> _EXERCISE OBJECTIVE_
Repeat the data that follows, word for word, without the images.

> _LISTING_
:::::

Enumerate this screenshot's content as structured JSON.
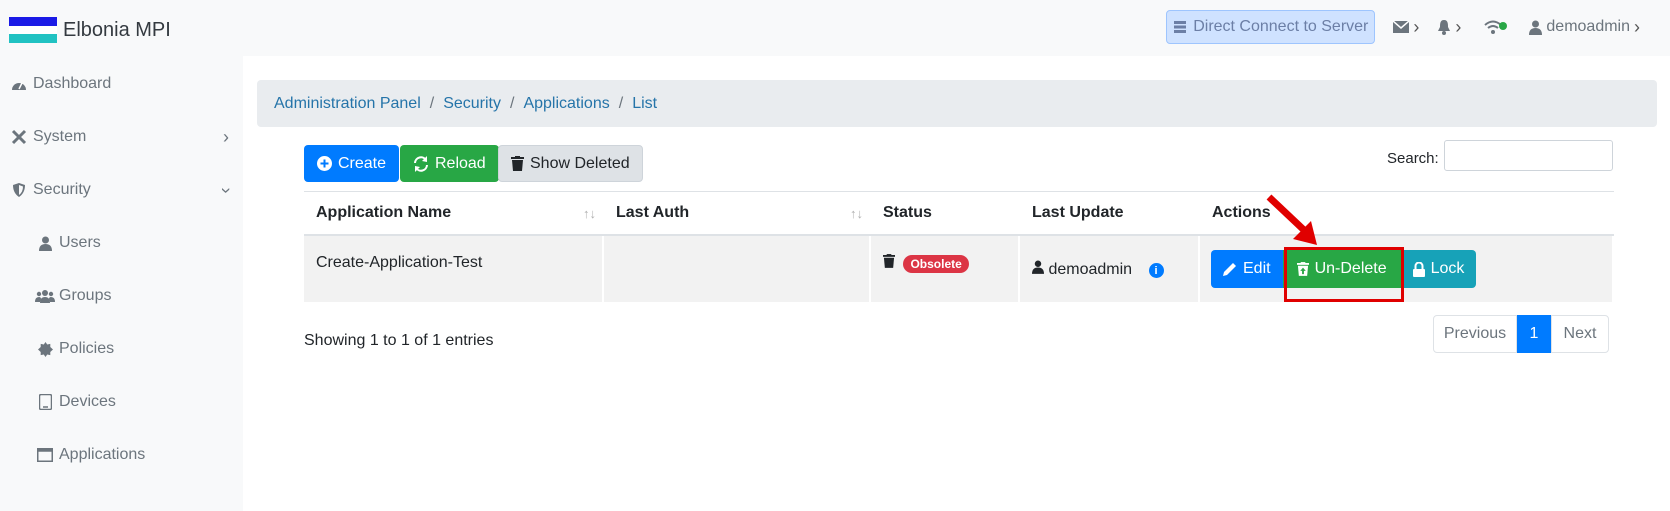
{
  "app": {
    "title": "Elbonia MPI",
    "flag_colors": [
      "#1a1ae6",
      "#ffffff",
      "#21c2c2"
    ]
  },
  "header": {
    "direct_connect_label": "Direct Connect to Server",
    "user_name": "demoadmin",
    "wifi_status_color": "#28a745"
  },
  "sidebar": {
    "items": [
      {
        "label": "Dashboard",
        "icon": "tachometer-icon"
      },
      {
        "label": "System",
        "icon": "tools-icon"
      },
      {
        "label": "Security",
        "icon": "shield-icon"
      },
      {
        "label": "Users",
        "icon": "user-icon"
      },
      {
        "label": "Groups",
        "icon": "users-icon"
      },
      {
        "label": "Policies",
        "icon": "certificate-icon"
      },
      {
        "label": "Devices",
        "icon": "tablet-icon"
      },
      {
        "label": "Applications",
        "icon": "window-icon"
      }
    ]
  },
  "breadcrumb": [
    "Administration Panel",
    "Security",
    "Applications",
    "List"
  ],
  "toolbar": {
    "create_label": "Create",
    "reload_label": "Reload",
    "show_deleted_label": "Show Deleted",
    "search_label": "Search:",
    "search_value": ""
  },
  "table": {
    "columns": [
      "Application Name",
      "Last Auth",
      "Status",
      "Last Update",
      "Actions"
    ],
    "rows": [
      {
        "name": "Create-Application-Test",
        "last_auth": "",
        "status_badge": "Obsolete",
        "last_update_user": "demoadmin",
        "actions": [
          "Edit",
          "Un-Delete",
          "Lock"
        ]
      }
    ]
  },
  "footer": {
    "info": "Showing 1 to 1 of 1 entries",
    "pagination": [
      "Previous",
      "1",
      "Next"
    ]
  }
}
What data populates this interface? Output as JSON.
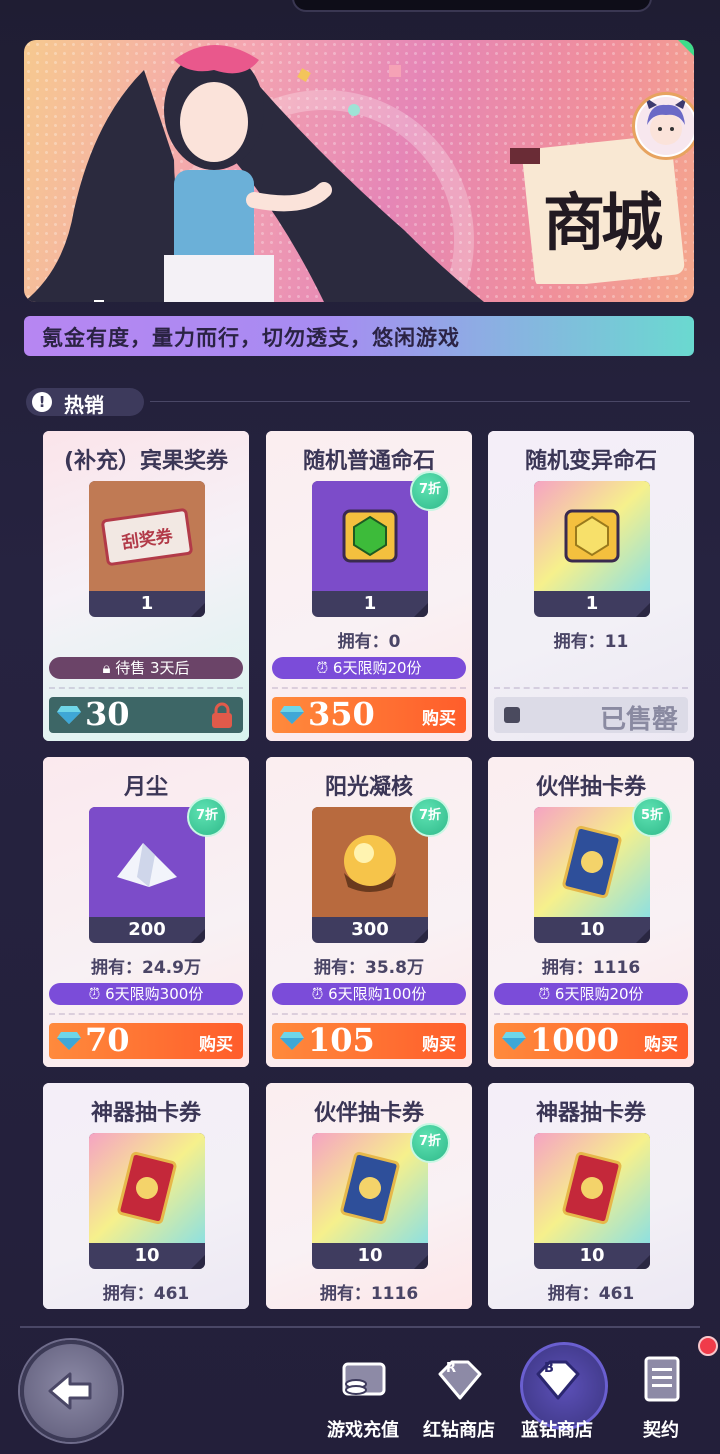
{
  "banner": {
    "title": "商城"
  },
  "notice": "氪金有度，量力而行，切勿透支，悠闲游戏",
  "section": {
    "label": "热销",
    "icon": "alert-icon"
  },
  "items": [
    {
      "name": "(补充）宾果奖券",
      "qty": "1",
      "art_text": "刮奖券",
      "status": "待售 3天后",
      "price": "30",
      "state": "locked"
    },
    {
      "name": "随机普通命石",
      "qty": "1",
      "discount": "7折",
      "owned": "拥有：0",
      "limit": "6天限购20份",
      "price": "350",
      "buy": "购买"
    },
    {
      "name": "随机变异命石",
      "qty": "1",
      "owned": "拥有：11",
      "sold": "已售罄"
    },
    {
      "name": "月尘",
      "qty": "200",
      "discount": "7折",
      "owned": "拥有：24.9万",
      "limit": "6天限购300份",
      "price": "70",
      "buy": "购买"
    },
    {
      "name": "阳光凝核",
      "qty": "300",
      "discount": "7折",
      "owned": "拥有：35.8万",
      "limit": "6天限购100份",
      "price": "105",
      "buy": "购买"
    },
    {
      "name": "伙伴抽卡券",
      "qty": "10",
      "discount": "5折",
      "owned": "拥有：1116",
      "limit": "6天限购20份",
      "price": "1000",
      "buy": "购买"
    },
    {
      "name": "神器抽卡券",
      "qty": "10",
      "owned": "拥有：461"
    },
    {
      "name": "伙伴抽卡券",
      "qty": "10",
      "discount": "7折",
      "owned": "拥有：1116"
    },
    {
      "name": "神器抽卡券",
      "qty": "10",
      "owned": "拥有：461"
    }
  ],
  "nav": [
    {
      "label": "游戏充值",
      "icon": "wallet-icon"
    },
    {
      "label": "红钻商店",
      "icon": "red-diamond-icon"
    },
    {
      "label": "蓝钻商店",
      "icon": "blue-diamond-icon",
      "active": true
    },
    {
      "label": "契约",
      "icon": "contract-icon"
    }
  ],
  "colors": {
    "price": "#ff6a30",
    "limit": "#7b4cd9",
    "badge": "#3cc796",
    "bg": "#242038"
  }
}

:::::

> _COMPLETE ANSWER_
Enumerate this screenshot's content as structured JSON.
{
  "app": {
    "title": "Elbonia MPI",
    "flag_colors": [
      "#1a1ae6",
      "#ffffff",
      "#21c2c2"
    ]
  },
  "header": {
    "direct_connect_label": "Direct Connect to Server",
    "user_name": "demoadmin",
    "wifi_status_color": "#28a745"
  },
  "sidebar": {
    "items": [
      {
        "label": "Dashboard",
        "icon": "tachometer-icon"
      },
      {
        "label": "System",
        "icon": "tools-icon"
      },
      {
        "label": "Security",
        "icon": "shield-icon"
      },
      {
        "label": "Users",
        "icon": "user-icon"
      },
      {
        "label": "Groups",
        "icon": "users-icon"
      },
      {
        "label": "Policies",
        "icon": "certificate-icon"
      },
      {
        "label": "Devices",
        "icon": "tablet-icon"
      },
      {
        "label": "Applications",
        "icon": "window-icon"
      }
    ]
  },
  "breadcrumb": [
    "Administration Panel",
    "Security",
    "Applications",
    "List"
  ],
  "toolbar": {
    "create_label": "Create",
    "reload_label": "Reload",
    "show_deleted_label": "Show Deleted",
    "search_label": "Search:",
    "search_value": ""
  },
  "table": {
    "columns": [
      "Application Name",
      "Last Auth",
      "Status",
      "Last Update",
      "Actions"
    ],
    "rows": [
      {
        "name": "Create-Application-Test",
        "last_auth": "",
        "status_badge": "Obsolete",
        "last_update_user": "demoadmin",
        "actions": [
          "Edit",
          "Un-Delete",
          "Lock"
        ]
      }
    ]
  },
  "footer": {
    "info": "Showing 1 to 1 of 1 entries",
    "pagination": [
      "Previous",
      "1",
      "Next"
    ]
  }
}
What data populates this interface? Output as JSON.
{
  "banner": {
    "title": "商城"
  },
  "notice": "氪金有度，量力而行，切勿透支，悠闲游戏",
  "section": {
    "label": "热销",
    "icon": "alert-icon"
  },
  "items": [
    {
      "name": "(补充）宾果奖券",
      "qty": "1",
      "art_text": "刮奖券",
      "status": "待售 3天后",
      "price": "30",
      "state": "locked"
    },
    {
      "name": "随机普通命石",
      "qty": "1",
      "discount": "7折",
      "owned": "拥有：0",
      "limit": "6天限购20份",
      "price": "350",
      "buy": "购买"
    },
    {
      "name": "随机变异命石",
      "qty": "1",
      "owned": "拥有：11",
      "sold": "已售罄"
    },
    {
      "name": "月尘",
      "qty": "200",
      "discount": "7折",
      "owned": "拥有：24.9万",
      "limit": "6天限购300份",
      "price": "70",
      "buy": "购买"
    },
    {
      "name": "阳光凝核",
      "qty": "300",
      "discount": "7折",
      "owned": "拥有：35.8万",
      "limit": "6天限购100份",
      "price": "105",
      "buy": "购买"
    },
    {
      "name": "伙伴抽卡券",
      "qty": "10",
      "discount": "5折",
      "owned": "拥有：1116",
      "limit": "6天限购20份",
      "price": "1000",
      "buy": "购买"
    },
    {
      "name": "神器抽卡券",
      "qty": "10",
      "owned": "拥有：461"
    },
    {
      "name": "伙伴抽卡券",
      "qty": "10",
      "discount": "7折",
      "owned": "拥有：1116"
    },
    {
      "name": "神器抽卡券",
      "qty": "10",
      "owned": "拥有：461"
    }
  ],
  "nav": [
    {
      "label": "游戏充值",
      "icon": "wallet-icon"
    },
    {
      "label": "红钻商店",
      "icon": "red-diamond-icon"
    },
    {
      "label": "蓝钻商店",
      "icon": "blue-diamond-icon",
      "active": true
    },
    {
      "label": "契约",
      "icon": "contract-icon"
    }
  ],
  "colors": {
    "price": "#ff6a30",
    "limit": "#7b4cd9",
    "badge": "#3cc796",
    "bg": "#242038"
  }
}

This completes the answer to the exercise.